** Start Task material **

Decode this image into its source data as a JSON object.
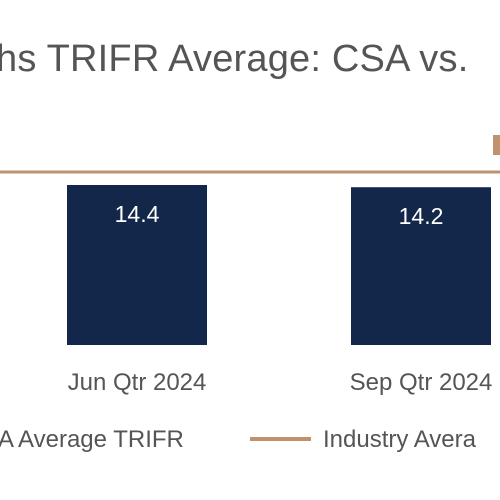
{
  "chart_data": {
    "type": "bar",
    "title": "hs TRIFR Average: CSA vs.",
    "categories": [
      "Jun Qtr 2024",
      "Sep Qtr 2024"
    ],
    "series": [
      {
        "name": "A Average TRIFR",
        "values": [
          14.4,
          14.2
        ],
        "color": "#13274a",
        "kind": "bar"
      },
      {
        "name": "Industry Avera",
        "kind": "line",
        "color": "#c0916d"
      }
    ],
    "xlabel": "",
    "ylabel": "",
    "grid": false,
    "legend_position": "bottom"
  }
}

** End Task material **

> Aim: Give the entries again without a single change, but with no pictures.

> Written answer:
Decode this image into its source data as a JSON object.
{
  "chart_data": {
    "type": "bar",
    "title": "hs TRIFR Average: CSA vs.",
    "categories": [
      "Jun Qtr 2024",
      "Sep Qtr 2024"
    ],
    "series": [
      {
        "name": "A Average TRIFR",
        "values": [
          14.4,
          14.2
        ],
        "color": "#13274a",
        "kind": "bar"
      },
      {
        "name": "Industry Avera",
        "kind": "line",
        "color": "#c0916d"
      }
    ],
    "xlabel": "",
    "ylabel": "",
    "grid": false,
    "legend_position": "bottom"
  }
}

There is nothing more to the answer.